> [Written instruction]: Can you return the forum thread word for word, from "Can you post" to "are usually there."?

> [Source excerpt]:
WyekS avatar Jan 13 '21 19:01 WyekS

This should be fixed now, you can update by rebuilding the AUR package.

Can you post the output of cat /sys/class/drm/card0/device/pp_od_clk_voltage? It seems like the device file is missing some voltage specifications that are usually there.

ilya-zlobintsev avatar Jan 13 '21 20:01 ilya-zlobintsev

Hi!. The output:

OD_SCLK:
0: 800Mhz
1: 2100Mhz
OD_MCLK:
1: 875MHz
OD_VDDC_CURVE:
0: 800MHz 711mV
1: 1450MHz 801mV
2: 2100MHz 1191mV
OD_RANGE:
SCLK:     800Mhz       2150Mhz
MCLK:     625Mhz        950Mhz
VDDC_CURVE_SCLK[0]:     800Mhz       2150Mhz
VDDC_CURVE_VOLT[0]:     750mV        1200mV
VDDC_CURVE_SCLK[1]:     800Mhz       2150Mhz
VDDC_CURVE_VOLT[1]:     750mV        1200mV
VDDC_CURVE_SCLK[2]:     800Mhz       2150Mhz
VDDC_CURVE_VOLT[2]:     750mV        1200mV

WyekS avatar Jan 14 '21 17:01 WyekS

Cloning the repo and installing with deploy.sh, the application runs. So, AUR package is outdate.

WyekS avatar Jan 14 '21 17:01 WyekS

The AUR package builds from git, so it can't be outdated. You may need to tell your AUR helper to rebuild the package since it doesn't pick up the update automatically, but when you build it it builds the latest version.

ilya-zlobintsev avatar Jan 14 '21 18:01 ilya-zlobintsev

Amm... ok!, so the problem was mine :D and my AUR helper. Thank you very much for your time!

> [Given information]:
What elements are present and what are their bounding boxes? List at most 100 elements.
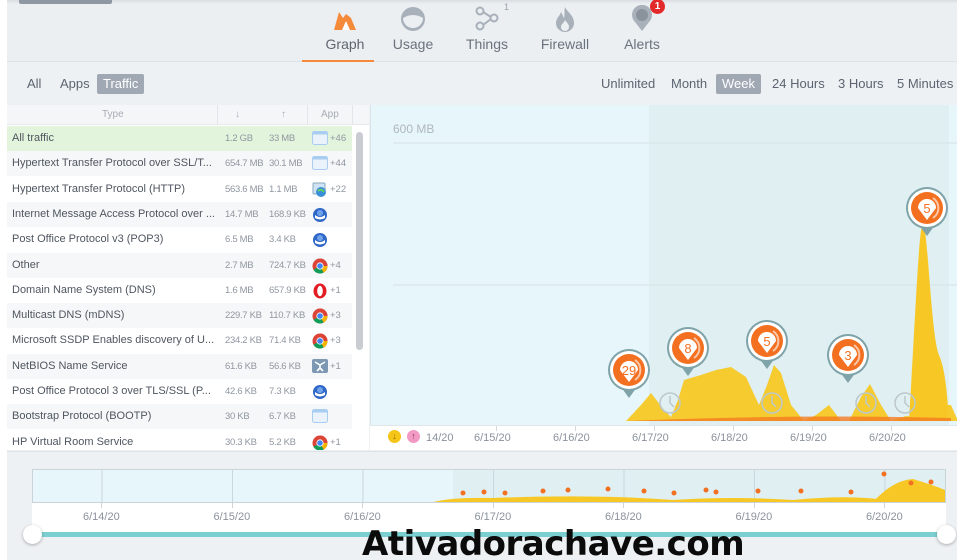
row-type: Other: [12, 258, 40, 271]
overview-alert-dot: [755, 488, 761, 494]
table-row[interactable]: Post Office Protocol v3 (POP3) 6.5 MB 3.4 …: [7, 227, 352, 253]
filter-traffic[interactable]: Traffic: [97, 74, 145, 94]
watermark-text: Ativadorachave.com: [362, 524, 745, 560]
tab-usage[interactable]: Usage: [382, 0, 444, 62]
firewall-icon: [554, 0, 576, 32]
table-row[interactable]: All traffic 1.2 GB 33 MB +46: [7, 126, 352, 151]
tab-firewall[interactable]: Firewall: [534, 0, 596, 62]
alert-count: 3: [844, 348, 851, 363]
alert-count: 8: [684, 341, 691, 356]
row-type: All traffic: [12, 132, 54, 144]
overview-tick-label: 6/17/20: [474, 511, 512, 523]
row-download: 654.7 MB: [225, 158, 264, 170]
table-row[interactable]: Other 2.7 MB 724.7 KB +4: [7, 252, 352, 278]
overview-alert-dot: [928, 479, 934, 485]
alert-count: 5: [923, 201, 930, 216]
range-5-minutes[interactable]: 5 Minutes: [891, 74, 957, 94]
window-edge: [0, 0, 7, 560]
table-row[interactable]: Hypertext Transfer Protocol (HTTP) 563.6 …: [7, 176, 352, 202]
tab-things[interactable]: 1 Things: [456, 0, 518, 62]
overview-alert-dot: [671, 490, 677, 496]
upload-legend-icon[interactable]: ↑: [407, 430, 420, 443]
header-download[interactable]: ↓: [235, 109, 240, 120]
header-app[interactable]: App: [321, 109, 339, 120]
filter-bar: All Apps Traffic Unlimited Month Week 24…: [7, 63, 957, 105]
header-upload[interactable]: ↑: [281, 109, 286, 120]
range-unlimited[interactable]: Unlimited: [595, 74, 661, 94]
range-3-hours[interactable]: 3 Hours: [832, 74, 890, 94]
chrome-icon: [312, 258, 328, 273]
tab-alerts[interactable]: 1 Alerts: [611, 0, 673, 62]
x-axis-tick: [496, 426, 497, 431]
range-month[interactable]: Month: [665, 74, 713, 94]
table-row[interactable]: NetBIOS Name Service 61.6 KB 56.6 KB +1: [7, 353, 352, 379]
overview-tick: [884, 503, 885, 508]
row-upload: 724.7 KB: [269, 259, 306, 271]
traffic-graph[interactable]: 29 8 5 3 5 600 MB: [370, 105, 957, 450]
row-upload: 56.6 KB: [269, 360, 301, 372]
row-type: Microsoft SSDP Enables discovery of U...: [12, 334, 215, 347]
top-nav-bar: Graph Usage 1 Things Firewall 1 Alerts: [7, 0, 957, 62]
table-row[interactable]: Multicast DNS (mDNS) 229.7 KB 110.7 KB +3: [7, 303, 352, 329]
y-axis-label: 600 MB: [393, 122, 435, 136]
range-week[interactable]: Week: [716, 74, 761, 94]
x-axis-tick-label: 6/19/20: [790, 432, 827, 444]
table-row[interactable]: Bootstrap Protocol (BOOTP) 30 KB 6.7 KB: [7, 404, 352, 430]
filter-apps[interactable]: Apps: [54, 74, 96, 94]
table-row[interactable]: Hypertext Transfer Protocol over SSL/T..…: [7, 151, 352, 177]
row-download: 30 KB: [225, 411, 250, 423]
row-upload: 71.4 KB: [269, 335, 301, 347]
range-24-hours[interactable]: 24 Hours: [766, 74, 831, 94]
overview-alert-dot: [713, 489, 719, 495]
chrome-icon: [312, 333, 328, 349]
filter-all[interactable]: All: [21, 74, 47, 94]
range-handle-end[interactable]: [937, 525, 956, 544]
alert-count: 29: [622, 363, 636, 378]
row-type: HP Virtual Room Service: [12, 435, 134, 448]
timeline-overview[interactable]: [32, 469, 946, 503]
x-axis-tick: [733, 426, 734, 431]
row-type: NetBIOS Name Service: [12, 359, 128, 372]
window-tab-stub: [19, 0, 112, 4]
table-row[interactable]: HP Virtual Room Service 30.3 KB 5.2 KB +1: [7, 429, 352, 450]
overview-alert-dot: [460, 490, 466, 496]
thunderbird-icon: [312, 384, 328, 399]
row-download: 42.6 KB: [225, 386, 257, 397]
overview-tick-label: 6/20/20: [866, 511, 903, 523]
range-handle-start[interactable]: [23, 525, 42, 544]
row-download: 30.3 KB: [225, 436, 257, 448]
row-more-apps: +44: [330, 158, 347, 170]
overview-tick: [623, 503, 624, 508]
row-upload: 110.7 KB: [269, 310, 305, 322]
header-type[interactable]: Type: [102, 109, 124, 120]
chrome-icon: [312, 308, 328, 324]
table-row[interactable]: Post Office Protocol 3 over TLS/SSL (P..…: [7, 379, 352, 404]
window-icon: [312, 409, 328, 424]
row-more-apps: +1: [330, 360, 341, 372]
scrollbar-thumb[interactable]: [356, 132, 363, 350]
row-upload: 30.1 MB: [269, 158, 303, 170]
table-row[interactable]: Domain Name System (DNS) 1.6 MB 657.9 KB +1: [7, 277, 352, 303]
row-download: 563.6 MB: [225, 183, 264, 195]
download-legend-icon[interactable]: ↓: [388, 430, 401, 443]
tab-graph[interactable]: Graph: [310, 0, 380, 62]
table-row[interactable]: Microsoft SSDP Enables discovery of U...…: [7, 328, 352, 354]
overview-tick-label: 6/15/20: [213, 511, 251, 523]
window-icon: [312, 131, 328, 146]
row-upload: 33 MB: [269, 133, 295, 144]
row-upload: 7.3 KB: [269, 386, 296, 397]
row-upload: 3.4 KB: [269, 234, 296, 246]
x-axis-tick-label: 6/18/20: [711, 432, 748, 444]
overview-alert-dot: [641, 488, 647, 494]
row-more-apps: +22: [330, 183, 347, 195]
overview-alert-dot: [540, 488, 546, 494]
overview-tick-label: 6/19/20: [735, 511, 773, 523]
overview-tick-label: 6/16/20: [344, 511, 381, 523]
row-upload: 1.1 MB: [269, 183, 298, 195]
active-tab-indicator: [302, 60, 374, 62]
row-type: Post Office Protocol 3 over TLS/SSL (P..…: [12, 385, 211, 397]
overview-alert-dot: [881, 471, 887, 477]
row-more-apps: +1: [330, 284, 341, 296]
x-axis-tick: [654, 426, 655, 431]
table-row[interactable]: Internet Message Access Protocol over ..…: [7, 201, 352, 227]
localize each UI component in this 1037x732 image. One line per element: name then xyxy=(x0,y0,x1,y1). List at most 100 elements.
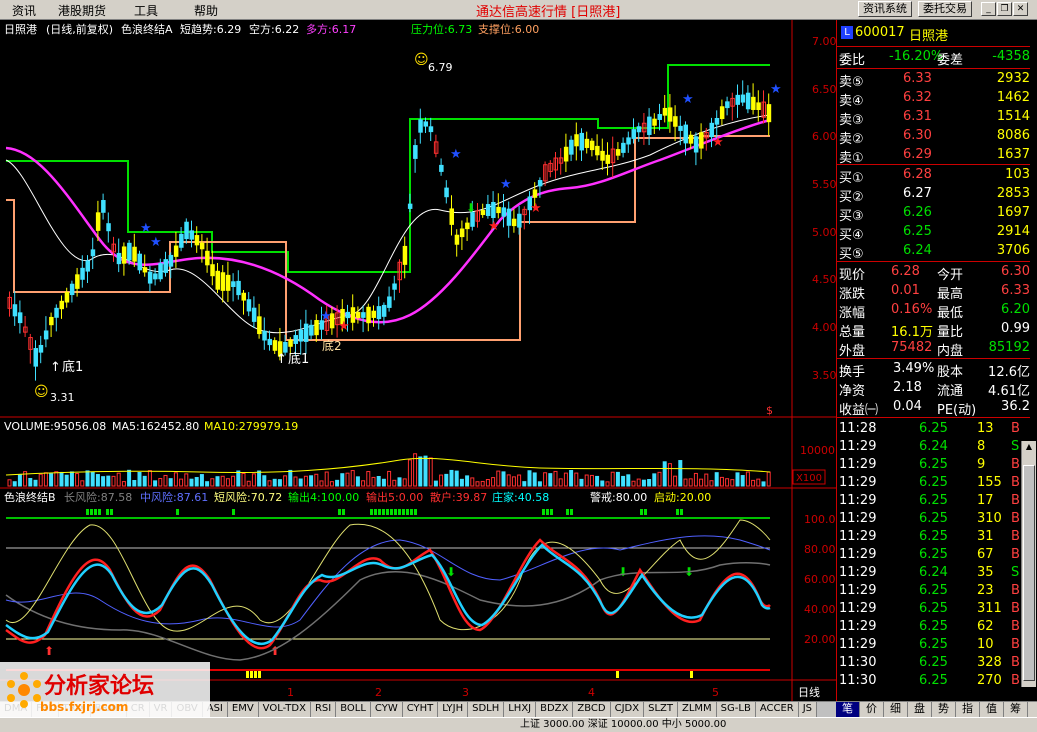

> [Solved exercise]:
Can you post the output of cat /sys/class/drm/card0/device/pp_od_clk_voltage? It seems like the device file is missing some voltage specifications that are usually there.